Try it: Find the word "distal" in the data below and copy each line that holds it.

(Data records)
■ ■ ■ ■
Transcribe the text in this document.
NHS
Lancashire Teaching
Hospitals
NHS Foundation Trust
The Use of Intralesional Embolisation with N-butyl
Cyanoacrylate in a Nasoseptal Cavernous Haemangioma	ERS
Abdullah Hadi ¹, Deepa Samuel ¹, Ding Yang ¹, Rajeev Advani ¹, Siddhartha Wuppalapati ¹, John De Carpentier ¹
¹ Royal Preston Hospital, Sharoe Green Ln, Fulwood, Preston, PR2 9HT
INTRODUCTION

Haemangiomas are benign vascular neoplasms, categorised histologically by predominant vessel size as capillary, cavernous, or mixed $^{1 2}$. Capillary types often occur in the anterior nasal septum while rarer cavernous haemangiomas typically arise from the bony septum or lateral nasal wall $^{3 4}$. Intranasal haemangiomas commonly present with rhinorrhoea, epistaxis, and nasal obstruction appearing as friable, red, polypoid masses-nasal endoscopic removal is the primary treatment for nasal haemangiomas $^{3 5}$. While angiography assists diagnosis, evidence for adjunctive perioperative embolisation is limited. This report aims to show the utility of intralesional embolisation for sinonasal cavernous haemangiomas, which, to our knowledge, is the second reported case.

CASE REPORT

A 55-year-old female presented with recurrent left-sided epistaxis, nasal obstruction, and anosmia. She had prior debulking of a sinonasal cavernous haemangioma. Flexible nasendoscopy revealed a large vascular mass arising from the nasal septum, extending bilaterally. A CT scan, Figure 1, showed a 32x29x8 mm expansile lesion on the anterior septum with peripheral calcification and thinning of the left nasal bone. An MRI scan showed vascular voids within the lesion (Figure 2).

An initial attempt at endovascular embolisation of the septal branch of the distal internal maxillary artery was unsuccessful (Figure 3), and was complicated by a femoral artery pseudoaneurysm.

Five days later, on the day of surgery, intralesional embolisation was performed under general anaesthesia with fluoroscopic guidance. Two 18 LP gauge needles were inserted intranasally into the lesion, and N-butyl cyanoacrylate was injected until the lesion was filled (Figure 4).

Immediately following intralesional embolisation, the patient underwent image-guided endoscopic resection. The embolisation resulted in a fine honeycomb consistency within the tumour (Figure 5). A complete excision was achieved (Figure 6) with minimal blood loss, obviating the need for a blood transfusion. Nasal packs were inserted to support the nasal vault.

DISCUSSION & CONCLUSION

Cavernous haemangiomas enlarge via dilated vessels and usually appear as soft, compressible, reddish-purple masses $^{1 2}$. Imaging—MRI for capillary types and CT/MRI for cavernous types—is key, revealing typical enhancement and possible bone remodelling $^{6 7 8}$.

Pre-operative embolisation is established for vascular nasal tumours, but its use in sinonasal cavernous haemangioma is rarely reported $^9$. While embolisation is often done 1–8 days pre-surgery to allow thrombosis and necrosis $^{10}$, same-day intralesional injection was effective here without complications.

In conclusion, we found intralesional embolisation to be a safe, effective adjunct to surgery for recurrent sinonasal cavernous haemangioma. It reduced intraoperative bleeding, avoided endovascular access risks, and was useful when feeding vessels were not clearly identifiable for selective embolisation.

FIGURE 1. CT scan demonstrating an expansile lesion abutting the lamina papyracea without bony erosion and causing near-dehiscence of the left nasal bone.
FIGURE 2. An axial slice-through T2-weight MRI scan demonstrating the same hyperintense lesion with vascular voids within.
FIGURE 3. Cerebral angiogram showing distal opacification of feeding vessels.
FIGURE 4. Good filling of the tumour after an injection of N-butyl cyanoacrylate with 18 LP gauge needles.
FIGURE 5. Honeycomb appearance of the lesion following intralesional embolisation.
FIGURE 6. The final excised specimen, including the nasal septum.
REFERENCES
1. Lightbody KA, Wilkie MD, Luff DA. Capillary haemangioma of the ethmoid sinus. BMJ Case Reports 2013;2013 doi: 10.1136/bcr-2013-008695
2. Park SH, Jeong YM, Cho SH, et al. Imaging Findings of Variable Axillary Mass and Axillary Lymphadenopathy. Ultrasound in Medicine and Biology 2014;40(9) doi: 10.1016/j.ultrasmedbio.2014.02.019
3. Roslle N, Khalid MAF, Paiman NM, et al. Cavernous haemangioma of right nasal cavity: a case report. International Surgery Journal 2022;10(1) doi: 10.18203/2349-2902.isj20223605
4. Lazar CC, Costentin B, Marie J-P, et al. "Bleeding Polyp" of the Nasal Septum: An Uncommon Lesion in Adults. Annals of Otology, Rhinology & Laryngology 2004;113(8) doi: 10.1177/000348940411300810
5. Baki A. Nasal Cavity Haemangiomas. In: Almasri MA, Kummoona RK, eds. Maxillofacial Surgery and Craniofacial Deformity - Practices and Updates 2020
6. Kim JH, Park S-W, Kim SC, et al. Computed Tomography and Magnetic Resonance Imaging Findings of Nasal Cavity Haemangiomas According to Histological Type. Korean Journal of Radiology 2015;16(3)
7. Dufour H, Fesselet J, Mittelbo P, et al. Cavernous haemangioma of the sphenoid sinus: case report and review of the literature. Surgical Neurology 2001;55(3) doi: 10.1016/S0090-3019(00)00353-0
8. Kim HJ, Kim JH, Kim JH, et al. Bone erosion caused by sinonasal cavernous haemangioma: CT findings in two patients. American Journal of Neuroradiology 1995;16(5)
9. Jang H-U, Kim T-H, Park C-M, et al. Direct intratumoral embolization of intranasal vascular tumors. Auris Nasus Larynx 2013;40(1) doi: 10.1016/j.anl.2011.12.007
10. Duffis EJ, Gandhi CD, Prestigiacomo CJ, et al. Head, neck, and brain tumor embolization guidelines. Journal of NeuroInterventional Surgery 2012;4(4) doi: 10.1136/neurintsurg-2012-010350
■ ■ ■ ■
Result:
An initial attempt at endovascular embolisation of the septal branch of the distal internal maxillary artery was unsuccessful (Figure 3), and was complicated by a femoral artery pseudoaneurysm.
FIGURE 3. Cerebral angiogram showing distal opacification of feeding vessels.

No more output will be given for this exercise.